= WHAT IS NEEDED =
Write down each entry again, exactly as it reads.

§

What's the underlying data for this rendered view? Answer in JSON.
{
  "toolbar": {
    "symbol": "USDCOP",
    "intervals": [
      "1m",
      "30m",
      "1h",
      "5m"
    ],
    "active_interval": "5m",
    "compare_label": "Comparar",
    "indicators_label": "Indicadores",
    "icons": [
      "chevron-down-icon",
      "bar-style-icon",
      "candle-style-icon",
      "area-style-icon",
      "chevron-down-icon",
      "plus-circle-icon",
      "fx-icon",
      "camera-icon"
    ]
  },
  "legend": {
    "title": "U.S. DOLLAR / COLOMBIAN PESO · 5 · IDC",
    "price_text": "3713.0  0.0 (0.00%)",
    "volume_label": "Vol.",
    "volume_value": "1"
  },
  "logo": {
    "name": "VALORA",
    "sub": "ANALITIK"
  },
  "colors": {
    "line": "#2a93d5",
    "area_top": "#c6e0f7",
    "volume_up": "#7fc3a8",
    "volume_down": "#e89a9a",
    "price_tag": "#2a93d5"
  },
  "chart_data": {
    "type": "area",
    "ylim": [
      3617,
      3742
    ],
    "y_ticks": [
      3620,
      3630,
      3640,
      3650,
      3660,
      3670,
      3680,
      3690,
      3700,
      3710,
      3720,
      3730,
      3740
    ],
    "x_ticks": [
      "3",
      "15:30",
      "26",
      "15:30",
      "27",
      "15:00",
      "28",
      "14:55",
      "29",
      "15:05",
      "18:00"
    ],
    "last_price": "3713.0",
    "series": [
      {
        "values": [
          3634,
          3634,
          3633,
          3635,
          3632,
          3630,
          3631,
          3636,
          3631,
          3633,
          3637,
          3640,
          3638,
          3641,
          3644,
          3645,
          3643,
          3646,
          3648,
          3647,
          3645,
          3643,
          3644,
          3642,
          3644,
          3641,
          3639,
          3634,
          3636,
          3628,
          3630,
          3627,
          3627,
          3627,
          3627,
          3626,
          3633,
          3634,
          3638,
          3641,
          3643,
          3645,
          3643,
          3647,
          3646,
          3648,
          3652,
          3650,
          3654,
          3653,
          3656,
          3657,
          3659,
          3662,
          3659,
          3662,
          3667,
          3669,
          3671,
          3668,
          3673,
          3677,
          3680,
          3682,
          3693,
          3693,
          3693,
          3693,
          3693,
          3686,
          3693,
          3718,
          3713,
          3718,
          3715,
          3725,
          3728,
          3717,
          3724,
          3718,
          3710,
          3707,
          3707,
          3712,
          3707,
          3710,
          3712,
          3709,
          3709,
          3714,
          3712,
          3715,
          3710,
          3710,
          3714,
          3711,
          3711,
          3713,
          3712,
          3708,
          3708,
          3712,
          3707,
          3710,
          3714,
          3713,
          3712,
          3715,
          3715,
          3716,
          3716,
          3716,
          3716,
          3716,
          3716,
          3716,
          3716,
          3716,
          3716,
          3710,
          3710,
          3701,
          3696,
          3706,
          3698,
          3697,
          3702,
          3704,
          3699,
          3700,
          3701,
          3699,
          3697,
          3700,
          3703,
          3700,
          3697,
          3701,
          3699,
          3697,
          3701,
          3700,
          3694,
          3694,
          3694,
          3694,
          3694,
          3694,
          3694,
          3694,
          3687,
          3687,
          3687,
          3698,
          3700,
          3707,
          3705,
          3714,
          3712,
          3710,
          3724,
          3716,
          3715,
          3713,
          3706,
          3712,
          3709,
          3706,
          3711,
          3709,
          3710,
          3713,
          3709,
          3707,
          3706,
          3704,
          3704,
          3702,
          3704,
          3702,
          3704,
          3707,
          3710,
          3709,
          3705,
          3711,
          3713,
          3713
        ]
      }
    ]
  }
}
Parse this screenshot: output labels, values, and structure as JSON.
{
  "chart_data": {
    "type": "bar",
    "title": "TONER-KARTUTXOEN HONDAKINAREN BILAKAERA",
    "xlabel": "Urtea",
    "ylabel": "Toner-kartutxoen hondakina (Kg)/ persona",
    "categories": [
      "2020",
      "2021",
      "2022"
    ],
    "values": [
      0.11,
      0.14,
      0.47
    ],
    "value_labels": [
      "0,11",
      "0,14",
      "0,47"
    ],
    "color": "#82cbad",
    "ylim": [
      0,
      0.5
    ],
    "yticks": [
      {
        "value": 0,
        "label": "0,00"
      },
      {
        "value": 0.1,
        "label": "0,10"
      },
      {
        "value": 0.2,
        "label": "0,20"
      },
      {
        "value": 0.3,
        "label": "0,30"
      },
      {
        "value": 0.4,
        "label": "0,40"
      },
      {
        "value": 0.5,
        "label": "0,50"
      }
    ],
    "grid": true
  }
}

§

= EXERCISE RESPONSE =
What's the underlying data for this rendered view? Answer in JSON.
{
  "toolbar": {
    "symbol": "USDCOP",
    "intervals": [
      "1m",
      "30m",
      "1h",
      "5m"
    ],
    "active_interval": "5m",
    "compare_label": "Comparar",
    "indicators_label": "Indicadores",
    "icons": [
      "chevron-down-icon",
      "bar-style-icon",
      "candle-style-icon",
      "area-style-icon",
      "chevron-down-icon",
      "plus-circle-icon",
      "fx-icon",
      "camera-icon"
    ]
  },
  "legend": {
    "title": "U.S. DOLLAR / COLOMBIAN PESO · 5 · IDC",
    "price_text": "3713.0  0.0 (0.00%)",
    "volume_label": "Vol.",
    "volume_value": "1"
  },
  "logo": {
    "name": "VALORA",
    "sub": "ANALITIK"
  },
  "colors": {
    "line": "#2a93d5",
    "area_top": "#c6e0f7",
    "volume_up": "#7fc3a8",
    "volume_down": "#e89a9a",
    "price_tag": "#2a93d5"
  },
  "chart_data": {
    "type": "area",
    "ylim": [
      3617,
      3742
    ],
    "y_ticks": [
      3620,
      3630,
      3640,
      3650,
      3660,
      3670,
      3680,
      3690,
      3700,
      3710,
      3720,
      3730,
      3740
    ],
    "x_ticks": [
      "3",
      "15:30",
      "26",
      "15:30",
      "27",
      "15:00",
      "28",
      "14:55",
      "29",
      "15:05",
      "18:00"
    ],
    "last_price": "3713.0",
    "series": [
      {
        "values": [
          3634,
          3634,
          3633,
          3635,
          3632,
          3630,
          3631,
          3636,
          3631,
          3633,
          3637,
          3640,
          3638,
          3641,
          3644,
          3645,
          3643,
          3646,
          3648,
          3647,
          3645,
          3643,
          3644,
          3642,
          3644,
          3641,
          3639,
          3634,
          3636,
          3628,
          3630,
          3627,
          3627,
          3627,
          3627,
          3626,
          3633,
          3634,
          3638,
          3641,
          3643,
          3645,
          3643,
          3647,
          3646,
          3648,
          3652,
          3650,
          3654,
          3653,
          3656,
          3657,
          3659,
          3662,
          3659,
          3662,
          3667,
          3669,
          3671,
          3668,
          3673,
          3677,
          3680,
          3682,
          3693,
          3693,
          3693,
          3693,
          3693,
          3686,
          3693,
          3718,
          3713,
          3718,
          3715,
          3725,
          3728,
          3717,
          3724,
          3718,
          3710,
          3707,
          3707,
          3712,
          3707,
          3710,
          3712,
          3709,
          3709,
          3714,
          3712,
          3715,
          3710,
          3710,
          3714,
          3711,
          3711,
          3713,
          3712,
          3708,
          3708,
          3712,
          3707,
          3710,
          3714,
          3713,
          3712,
          3715,
          3715,
          3716,
          3716,
          3716,
          3716,
          3716,
          3716,
          3716,
          3716,
          3716,
          3716,
          3710,
          3710,
          3701,
          3696,
          3706,
          3698,
          3697,
          3702,
          3704,
          3699,
          3700,
          3701,
          3699,
          3697,
          3700,
          3703,
          3700,
          3697,
          3701,
          3699,
          3697,
          3701,
          3700,
          3694,
          3694,
          3694,
          3694,
          3694,
          3694,
          3694,
          3694,
          3687,
          3687,
          3687,
          3698,
          3700,
          3707,
          3705,
          3714,
          3712,
          3710,
          3724,
          3716,
          3715,
          3713,
          3706,
          3712,
          3709,
          3706,
          3711,
          3709,
          3710,
          3713,
          3709,
          3707,
          3706,
          3704,
          3704,
          3702,
          3704,
          3702,
          3704,
          3707,
          3710,
          3709,
          3705,
          3711,
          3713,
          3713
        ]
      }
    ]
  }
}
Parse this screenshot: output labels, values, and structure as JSON.
{
  "chart_data": {
    "type": "bar",
    "title": "TONER-KARTUTXOEN HONDAKINAREN BILAKAERA",
    "xlabel": "Urtea",
    "ylabel": "Toner-kartutxoen hondakina (Kg)/ persona",
    "categories": [
      "2020",
      "2021",
      "2022"
    ],
    "values": [
      0.11,
      0.14,
      0.47
    ],
    "value_labels": [
      "0,11",
      "0,14",
      "0,47"
    ],
    "color": "#82cbad",
    "ylim": [
      0,
      0.5
    ],
    "yticks": [
      {
        "value": 0,
        "label": "0,00"
      },
      {
        "value": 0.1,
        "label": "0,10"
      },
      {
        "value": 0.2,
        "label": "0,20"
      },
      {
        "value": 0.3,
        "label": "0,30"
      },
      {
        "value": 0.4,
        "label": "0,40"
      },
      {
        "value": 0.5,
        "label": "0,50"
      }
    ],
    "grid": true
  }
}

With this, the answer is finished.